### GOAL
All material below is to be reproduced exactly.

### PROVIDED RECORDS
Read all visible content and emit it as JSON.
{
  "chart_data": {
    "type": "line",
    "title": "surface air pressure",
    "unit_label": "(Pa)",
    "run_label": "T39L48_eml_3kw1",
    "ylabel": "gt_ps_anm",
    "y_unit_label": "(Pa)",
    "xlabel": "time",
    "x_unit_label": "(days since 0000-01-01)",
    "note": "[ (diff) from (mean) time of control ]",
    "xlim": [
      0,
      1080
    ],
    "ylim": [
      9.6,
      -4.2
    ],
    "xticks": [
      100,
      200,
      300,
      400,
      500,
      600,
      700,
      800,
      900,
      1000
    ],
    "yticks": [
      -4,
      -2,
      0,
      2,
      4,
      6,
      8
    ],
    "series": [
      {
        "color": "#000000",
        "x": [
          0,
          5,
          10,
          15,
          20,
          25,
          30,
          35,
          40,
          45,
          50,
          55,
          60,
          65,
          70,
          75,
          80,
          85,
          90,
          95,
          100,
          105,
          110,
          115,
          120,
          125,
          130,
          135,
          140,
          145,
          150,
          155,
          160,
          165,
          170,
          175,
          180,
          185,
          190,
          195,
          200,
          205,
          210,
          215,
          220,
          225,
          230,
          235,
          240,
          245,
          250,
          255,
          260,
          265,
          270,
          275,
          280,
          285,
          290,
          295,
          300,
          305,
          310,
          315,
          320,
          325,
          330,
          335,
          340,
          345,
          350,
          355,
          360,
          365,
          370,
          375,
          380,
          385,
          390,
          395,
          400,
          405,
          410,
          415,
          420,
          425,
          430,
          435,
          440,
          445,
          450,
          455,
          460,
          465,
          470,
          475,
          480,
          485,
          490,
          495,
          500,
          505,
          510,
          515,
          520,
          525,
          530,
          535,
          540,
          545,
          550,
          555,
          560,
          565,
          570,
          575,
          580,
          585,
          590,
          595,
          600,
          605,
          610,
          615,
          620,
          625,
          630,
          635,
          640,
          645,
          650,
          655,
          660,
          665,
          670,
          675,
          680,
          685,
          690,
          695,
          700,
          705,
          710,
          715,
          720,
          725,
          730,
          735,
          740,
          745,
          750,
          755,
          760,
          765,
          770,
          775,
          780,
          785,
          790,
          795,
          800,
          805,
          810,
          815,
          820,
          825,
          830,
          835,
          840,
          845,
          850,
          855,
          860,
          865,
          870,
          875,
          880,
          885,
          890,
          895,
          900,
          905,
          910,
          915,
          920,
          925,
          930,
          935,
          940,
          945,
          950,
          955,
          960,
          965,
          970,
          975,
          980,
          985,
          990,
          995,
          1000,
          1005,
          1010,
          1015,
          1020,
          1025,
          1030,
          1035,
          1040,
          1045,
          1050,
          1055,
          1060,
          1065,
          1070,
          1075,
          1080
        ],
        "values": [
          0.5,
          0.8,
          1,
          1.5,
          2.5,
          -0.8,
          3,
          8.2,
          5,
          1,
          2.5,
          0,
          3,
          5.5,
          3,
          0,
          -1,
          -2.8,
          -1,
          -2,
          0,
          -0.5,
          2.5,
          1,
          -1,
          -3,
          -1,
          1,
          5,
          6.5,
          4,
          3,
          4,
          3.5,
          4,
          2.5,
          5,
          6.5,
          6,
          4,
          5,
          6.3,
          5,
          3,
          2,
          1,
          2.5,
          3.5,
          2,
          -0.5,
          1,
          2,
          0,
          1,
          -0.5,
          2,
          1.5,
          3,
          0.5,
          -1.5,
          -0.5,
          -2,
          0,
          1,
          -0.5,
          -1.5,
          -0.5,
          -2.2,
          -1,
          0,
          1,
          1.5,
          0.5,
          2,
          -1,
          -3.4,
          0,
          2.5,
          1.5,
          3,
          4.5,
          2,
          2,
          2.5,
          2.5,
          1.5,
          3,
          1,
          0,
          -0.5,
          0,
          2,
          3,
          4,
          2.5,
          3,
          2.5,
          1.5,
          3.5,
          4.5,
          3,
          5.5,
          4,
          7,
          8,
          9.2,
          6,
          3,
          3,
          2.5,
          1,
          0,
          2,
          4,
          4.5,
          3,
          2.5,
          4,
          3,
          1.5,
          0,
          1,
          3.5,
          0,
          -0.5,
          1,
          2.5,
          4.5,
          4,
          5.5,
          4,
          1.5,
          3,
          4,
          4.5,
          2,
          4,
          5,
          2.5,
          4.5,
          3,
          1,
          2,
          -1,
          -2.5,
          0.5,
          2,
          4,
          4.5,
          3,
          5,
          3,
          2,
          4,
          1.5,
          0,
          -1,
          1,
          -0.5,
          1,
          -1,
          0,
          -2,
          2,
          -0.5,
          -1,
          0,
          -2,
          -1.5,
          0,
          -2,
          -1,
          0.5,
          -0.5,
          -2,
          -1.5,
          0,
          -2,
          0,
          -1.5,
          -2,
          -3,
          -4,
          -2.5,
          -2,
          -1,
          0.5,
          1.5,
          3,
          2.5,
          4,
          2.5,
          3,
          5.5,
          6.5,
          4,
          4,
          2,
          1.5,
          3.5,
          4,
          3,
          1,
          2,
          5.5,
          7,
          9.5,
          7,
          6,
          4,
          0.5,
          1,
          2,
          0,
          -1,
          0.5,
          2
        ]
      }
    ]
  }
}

### REPLY TO THE EXERCISE
Read all visible content and emit it as JSON.
{
  "chart_data": {
    "type": "line",
    "title": "surface air pressure",
    "unit_label": "(Pa)",
    "run_label": "T39L48_eml_3kw1",
    "ylabel": "gt_ps_anm",
    "y_unit_label": "(Pa)",
    "xlabel": "time",
    "x_unit_label": "(days since 0000-01-01)",
    "note": "[ (diff) from (mean) time of control ]",
    "xlim": [
      0,
      1080
    ],
    "ylim": [
      9.6,
      -4.2
    ],
    "xticks": [
      100,
      200,
      300,
      400,
      500,
      600,
      700,
      800,
      900,
      1000
    ],
    "yticks": [
      -4,
      -2,
      0,
      2,
      4,
      6,
      8
    ],
    "series": [
      {
        "color": "#000000",
        "x": [
          0,
          5,
          10,
          15,
          20,
          25,
          30,
          35,
          40,
          45,
          50,
          55,
          60,
          65,
          70,
          75,
          80,
          85,
          90,
          95,
          100,
          105,
          110,
          115,
          120,
          125,
          130,
          135,
          140,
          145,
          150,
          155,
          160,
          165,
          170,
          175,
          180,
          185,
          190,
          195,
          200,
          205,
          210,
          215,
          220,
          225,
          230,
          235,
          240,
          245,
          250,
          255,
          260,
          265,
          270,
          275,
          280,
          285,
          290,
          295,
          300,
          305,
          310,
          315,
          320,
          325,
          330,
          335,
          340,
          345,
          350,
          355,
          360,
          365,
          370,
          375,
          380,
          385,
          390,
          395,
          400,
          405,
          410,
          415,
          420,
          425,
          430,
          435,
          440,
          445,
          450,
          455,
          460,
          465,
          470,
          475,
          480,
          485,
          490,
          495,
          500,
          505,
          510,
          515,
          520,
          525,
          530,
          535,
          540,
          545,
          550,
          555,
          560,
          565,
          570,
          575,
          580,
          585,
          590,
          595,
          600,
          605,
          610,
          615,
          620,
          625,
          630,
          635,
          640,
          645,
          650,
          655,
          660,
          665,
          670,
          675,
          680,
          685,
          690,
          695,
          700,
          705,
          710,
          715,
          720,
          725,
          730,
          735,
          740,
          745,
          750,
          755,
          760,
          765,
          770,
          775,
          780,
          785,
          790,
          795,
          800,
          805,
          810,
          815,
          820,
          825,
          830,
          835,
          840,
          845,
          850,
          855,
          860,
          865,
          870,
          875,
          880,
          885,
          890,
          895,
          900,
          905,
          910,
          915,
          920,
          925,
          930,
          935,
          940,
          945,
          950,
          955,
          960,
          965,
          970,
          975,
          980,
          985,
          990,
          995,
          1000,
          1005,
          1010,
          1015,
          1020,
          1025,
          1030,
          1035,
          1040,
          1045,
          1050,
          1055,
          1060,
          1065,
          1070,
          1075,
          1080
        ],
        "values": [
          0.5,
          0.8,
          1,
          1.5,
          2.5,
          -0.8,
          3,
          8.2,
          5,
          1,
          2.5,
          0,
          3,
          5.5,
          3,
          0,
          -1,
          -2.8,
          -1,
          -2,
          0,
          -0.5,
          2.5,
          1,
          -1,
          -3,
          -1,
          1,
          5,
          6.5,
          4,
          3,
          4,
          3.5,
          4,
          2.5,
          5,
          6.5,
          6,
          4,
          5,
          6.3,
          5,
          3,
          2,
          1,
          2.5,
          3.5,
          2,
          -0.5,
          1,
          2,
          0,
          1,
          -0.5,
          2,
          1.5,
          3,
          0.5,
          -1.5,
          -0.5,
          -2,
          0,
          1,
          -0.5,
          -1.5,
          -0.5,
          -2.2,
          -1,
          0,
          1,
          1.5,
          0.5,
          2,
          -1,
          -3.4,
          0,
          2.5,
          1.5,
          3,
          4.5,
          2,
          2,
          2.5,
          2.5,
          1.5,
          3,
          1,
          0,
          -0.5,
          0,
          2,
          3,
          4,
          2.5,
          3,
          2.5,
          1.5,
          3.5,
          4.5,
          3,
          5.5,
          4,
          7,
          8,
          9.2,
          6,
          3,
          3,
          2.5,
          1,
          0,
          2,
          4,
          4.5,
          3,
          2.5,
          4,
          3,
          1.5,
          0,
          1,
          3.5,
          0,
          -0.5,
          1,
          2.5,
          4.5,
          4,
          5.5,
          4,
          1.5,
          3,
          4,
          4.5,
          2,
          4,
          5,
          2.5,
          4.5,
          3,
          1,
          2,
          -1,
          -2.5,
          0.5,
          2,
          4,
          4.5,
          3,
          5,
          3,
          2,
          4,
          1.5,
          0,
          -1,
          1,
          -0.5,
          1,
          -1,
          0,
          -2,
          2,
          -0.5,
          -1,
          0,
          -2,
          -1.5,
          0,
          -2,
          -1,
          0.5,
          -0.5,
          -2,
          -1.5,
          0,
          -2,
          0,
          -1.5,
          -2,
          -3,
          -4,
          -2.5,
          -2,
          -1,
          0.5,
          1.5,
          3,
          2.5,
          4,
          2.5,
          3,
          5.5,
          6.5,
          4,
          4,
          2,
          1.5,
          3.5,
          4,
          3,
          1,
          2,
          5.5,
          7,
          9.5,
          7,
          6,
          4,
          0.5,
          1,
          2,
          0,
          -1,
          0.5,
          2
        ]
      }
    ]
  }
}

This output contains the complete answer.